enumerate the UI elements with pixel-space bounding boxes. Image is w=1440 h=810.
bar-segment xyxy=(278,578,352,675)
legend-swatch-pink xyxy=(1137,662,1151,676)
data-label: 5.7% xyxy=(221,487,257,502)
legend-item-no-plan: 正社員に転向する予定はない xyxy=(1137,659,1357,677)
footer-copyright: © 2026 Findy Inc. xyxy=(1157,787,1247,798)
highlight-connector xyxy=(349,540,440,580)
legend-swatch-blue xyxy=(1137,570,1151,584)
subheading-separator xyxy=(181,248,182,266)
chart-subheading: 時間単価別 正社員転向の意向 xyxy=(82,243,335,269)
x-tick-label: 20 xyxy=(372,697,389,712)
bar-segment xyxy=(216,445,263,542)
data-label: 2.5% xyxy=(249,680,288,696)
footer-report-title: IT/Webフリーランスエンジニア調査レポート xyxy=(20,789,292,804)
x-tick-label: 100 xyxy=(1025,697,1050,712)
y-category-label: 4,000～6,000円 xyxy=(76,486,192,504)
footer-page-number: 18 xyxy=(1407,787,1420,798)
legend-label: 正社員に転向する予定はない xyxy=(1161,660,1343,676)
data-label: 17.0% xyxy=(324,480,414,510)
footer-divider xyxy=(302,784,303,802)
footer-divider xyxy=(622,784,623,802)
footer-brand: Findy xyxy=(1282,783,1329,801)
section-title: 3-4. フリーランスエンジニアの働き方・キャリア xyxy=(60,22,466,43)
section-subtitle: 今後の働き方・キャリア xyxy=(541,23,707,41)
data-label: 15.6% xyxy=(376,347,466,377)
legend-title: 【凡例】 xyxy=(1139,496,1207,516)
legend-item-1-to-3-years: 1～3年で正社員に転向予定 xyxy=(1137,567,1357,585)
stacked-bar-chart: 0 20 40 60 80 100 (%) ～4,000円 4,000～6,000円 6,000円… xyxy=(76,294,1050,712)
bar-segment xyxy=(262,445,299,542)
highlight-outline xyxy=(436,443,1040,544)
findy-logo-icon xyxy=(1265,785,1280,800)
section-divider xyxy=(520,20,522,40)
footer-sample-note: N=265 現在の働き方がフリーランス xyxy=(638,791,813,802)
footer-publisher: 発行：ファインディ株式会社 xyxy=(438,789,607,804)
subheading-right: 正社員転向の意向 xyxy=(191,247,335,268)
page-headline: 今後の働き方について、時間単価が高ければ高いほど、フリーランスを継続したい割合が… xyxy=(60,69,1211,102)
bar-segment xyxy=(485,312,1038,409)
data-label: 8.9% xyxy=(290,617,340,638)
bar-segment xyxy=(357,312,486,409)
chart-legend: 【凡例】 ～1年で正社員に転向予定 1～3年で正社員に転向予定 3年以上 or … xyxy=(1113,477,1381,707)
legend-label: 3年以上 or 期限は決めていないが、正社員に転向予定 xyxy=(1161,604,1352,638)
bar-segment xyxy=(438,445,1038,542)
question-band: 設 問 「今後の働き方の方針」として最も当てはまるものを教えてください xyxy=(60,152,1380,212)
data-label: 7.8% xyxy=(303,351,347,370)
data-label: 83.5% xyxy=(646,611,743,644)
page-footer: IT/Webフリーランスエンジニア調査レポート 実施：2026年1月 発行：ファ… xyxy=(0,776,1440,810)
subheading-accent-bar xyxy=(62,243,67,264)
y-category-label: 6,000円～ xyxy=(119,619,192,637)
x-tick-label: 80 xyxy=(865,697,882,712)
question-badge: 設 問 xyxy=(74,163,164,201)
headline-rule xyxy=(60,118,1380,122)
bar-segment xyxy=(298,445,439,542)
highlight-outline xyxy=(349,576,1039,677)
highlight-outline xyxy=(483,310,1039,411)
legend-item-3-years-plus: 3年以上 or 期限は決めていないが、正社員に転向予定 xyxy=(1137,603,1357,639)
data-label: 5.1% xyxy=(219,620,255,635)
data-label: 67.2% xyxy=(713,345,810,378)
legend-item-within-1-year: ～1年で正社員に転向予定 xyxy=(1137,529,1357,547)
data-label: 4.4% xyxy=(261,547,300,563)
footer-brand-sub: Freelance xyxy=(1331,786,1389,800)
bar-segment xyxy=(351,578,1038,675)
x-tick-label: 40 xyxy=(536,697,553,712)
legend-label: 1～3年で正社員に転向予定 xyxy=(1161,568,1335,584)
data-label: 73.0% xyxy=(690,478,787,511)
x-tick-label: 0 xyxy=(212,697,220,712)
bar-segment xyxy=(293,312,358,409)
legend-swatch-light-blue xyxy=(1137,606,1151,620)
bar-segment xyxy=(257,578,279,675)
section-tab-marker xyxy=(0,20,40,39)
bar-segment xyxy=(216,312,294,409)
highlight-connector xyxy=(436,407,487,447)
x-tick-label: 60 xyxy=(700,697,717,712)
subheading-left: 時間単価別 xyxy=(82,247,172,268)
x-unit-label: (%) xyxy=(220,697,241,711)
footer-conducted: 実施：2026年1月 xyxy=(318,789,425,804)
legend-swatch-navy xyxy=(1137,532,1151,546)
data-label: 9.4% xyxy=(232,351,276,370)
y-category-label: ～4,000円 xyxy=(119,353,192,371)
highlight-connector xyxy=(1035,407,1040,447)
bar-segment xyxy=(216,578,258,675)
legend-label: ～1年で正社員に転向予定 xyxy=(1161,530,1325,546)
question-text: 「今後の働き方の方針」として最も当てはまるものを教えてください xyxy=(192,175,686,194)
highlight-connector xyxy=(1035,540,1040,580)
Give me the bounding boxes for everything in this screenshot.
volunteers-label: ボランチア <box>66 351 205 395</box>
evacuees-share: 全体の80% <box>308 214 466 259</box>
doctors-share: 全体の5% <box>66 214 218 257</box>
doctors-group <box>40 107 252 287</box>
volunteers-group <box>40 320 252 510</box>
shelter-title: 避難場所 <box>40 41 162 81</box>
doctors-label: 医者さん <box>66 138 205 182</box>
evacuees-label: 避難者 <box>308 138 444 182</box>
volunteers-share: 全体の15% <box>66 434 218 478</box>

Given problem:
Reproduce all of the material above with every "legend-label" switched to "legend-text" and nothing else changed.

Exercise output:
enumerate the UI elements with pixel-space bounding boxes. Image is w=1440 h=810.
bar-segment xyxy=(278,578,352,675)
legend-swatch-pink xyxy=(1137,662,1151,676)
data-label: 5.7% xyxy=(221,487,257,502)
legend-item-no-plan: 正社員に転向する予定はない xyxy=(1137,659,1357,677)
footer-copyright: © 2026 Findy Inc. xyxy=(1157,787,1247,798)
highlight-connector xyxy=(349,540,440,580)
legend-swatch-blue xyxy=(1137,570,1151,584)
subheading-separator xyxy=(181,248,182,266)
chart-subheading: 時間単価別 正社員転向の意向 xyxy=(82,243,335,269)
x-tick-label: 20 xyxy=(372,697,389,712)
bar-segment xyxy=(216,445,263,542)
data-label: 2.5% xyxy=(249,680,288,696)
footer-report-title: IT/Webフリーランスエンジニア調査レポート xyxy=(20,789,292,804)
x-tick-label: 100 xyxy=(1025,697,1050,712)
y-category-label: 4,000～6,000円 xyxy=(76,486,192,504)
footer-page-number: 18 xyxy=(1407,787,1420,798)
legend-text: 正社員に転向する予定はない xyxy=(1161,660,1343,676)
data-label: 17.0% xyxy=(324,480,414,510)
footer-divider xyxy=(302,784,303,802)
footer-divider xyxy=(622,784,623,802)
footer-brand: Findy xyxy=(1282,783,1329,801)
section-title: 3-4. フリーランスエンジニアの働き方・キャリア xyxy=(60,22,466,43)
section-subtitle: 今後の働き方・キャリア xyxy=(541,23,707,41)
data-label: 15.6% xyxy=(376,347,466,377)
legend-title: 【凡例】 xyxy=(1139,496,1207,516)
legend-item-1-to-3-years: 1～3年で正社員に転向予定 xyxy=(1137,567,1357,585)
stacked-bar-chart: 0 20 40 60 80 100 (%) ～4,000円 4,000～6,000円 6,000円… xyxy=(76,294,1050,712)
bar-segment xyxy=(262,445,299,542)
highlight-outline xyxy=(436,443,1040,544)
findy-logo-icon xyxy=(1265,785,1280,800)
section-divider xyxy=(520,20,522,40)
footer-sample-note: N=265 現在の働き方がフリーランス xyxy=(638,791,813,802)
footer-publisher: 発行：ファインディ株式会社 xyxy=(438,789,607,804)
subheading-right: 正社員転向の意向 xyxy=(191,247,335,268)
page-headline: 今後の働き方について、時間単価が高ければ高いほど、フリーランスを継続したい割合が… xyxy=(60,69,1211,102)
bar-segment xyxy=(485,312,1038,409)
data-label: 8.9% xyxy=(290,617,340,638)
bar-segment xyxy=(357,312,486,409)
chart-legend: 【凡例】 ～1年で正社員に転向予定 1～3年で正社員に転向予定 3年以上 or … xyxy=(1113,477,1381,707)
legend-text: 3年以上 or 期限は決めていないが、正社員に転向予定 xyxy=(1161,604,1352,638)
bar-segment xyxy=(438,445,1038,542)
question-band: 設 問 「今後の働き方の方針」として最も当てはまるものを教えてください xyxy=(60,152,1380,212)
data-label: 7.8% xyxy=(303,351,347,370)
data-label: 83.5% xyxy=(646,611,743,644)
page-footer: IT/Webフリーランスエンジニア調査レポート 実施：2026年1月 発行：ファ… xyxy=(0,776,1440,810)
subheading-accent-bar xyxy=(62,243,67,264)
y-category-label: 6,000円～ xyxy=(119,619,192,637)
x-tick-label: 80 xyxy=(865,697,882,712)
question-badge: 設 問 xyxy=(74,163,164,201)
headline-rule xyxy=(60,118,1380,122)
bar-segment xyxy=(298,445,439,542)
highlight-outline xyxy=(349,576,1039,677)
highlight-outline xyxy=(483,310,1039,411)
legend-item-3-years-plus: 3年以上 or 期限は決めていないが、正社員に転向予定 xyxy=(1137,603,1357,639)
data-label: 5.1% xyxy=(219,620,255,635)
data-label: 67.2% xyxy=(713,345,810,378)
legend-item-within-1-year: ～1年で正社員に転向予定 xyxy=(1137,529,1357,547)
data-label: 4.4% xyxy=(261,547,300,563)
footer-brand-sub: Freelance xyxy=(1331,786,1389,800)
bar-segment xyxy=(351,578,1038,675)
x-tick-label: 40 xyxy=(536,697,553,712)
legend-text: 1～3年で正社員に転向予定 xyxy=(1161,568,1335,584)
data-label: 73.0% xyxy=(690,478,787,511)
x-tick-label: 0 xyxy=(212,697,220,712)
bar-segment xyxy=(293,312,358,409)
legend-swatch-light-blue xyxy=(1137,606,1151,620)
bar-segment xyxy=(257,578,279,675)
section-tab-marker xyxy=(0,20,40,39)
bar-segment xyxy=(216,312,294,409)
highlight-connector xyxy=(436,407,487,447)
x-tick-label: 60 xyxy=(700,697,717,712)
subheading-left: 時間単価別 xyxy=(82,247,172,268)
x-unit-label: (%) xyxy=(220,697,241,711)
footer-conducted: 実施：2026年1月 xyxy=(318,789,425,804)
legend-swatch-navy xyxy=(1137,532,1151,546)
data-label: 9.4% xyxy=(232,351,276,370)
y-category-label: ～4,000円 xyxy=(119,353,192,371)
highlight-connector xyxy=(1035,407,1040,447)
bar-segment xyxy=(216,578,258,675)
legend-text: ～1年で正社員に転向予定 xyxy=(1161,530,1325,546)
question-text: 「今後の働き方の方針」として最も当てはまるものを教えてください xyxy=(192,175,686,194)
highlight-connector xyxy=(1035,540,1040,580)
Give me the bounding boxes for everything in this screenshot.
volunteers-label: ボランチア <box>66 351 205 395</box>
evacuees-share: 全体の80% <box>308 214 466 259</box>
doctors-share: 全体の5% <box>66 214 218 257</box>
doctors-group <box>40 107 252 287</box>
volunteers-group <box>40 320 252 510</box>
shelter-title: 避難場所 <box>40 41 162 81</box>
doctors-label: 医者さん <box>66 138 205 182</box>
evacuees-label: 避難者 <box>308 138 444 182</box>
volunteers-share: 全体の15% <box>66 434 218 478</box>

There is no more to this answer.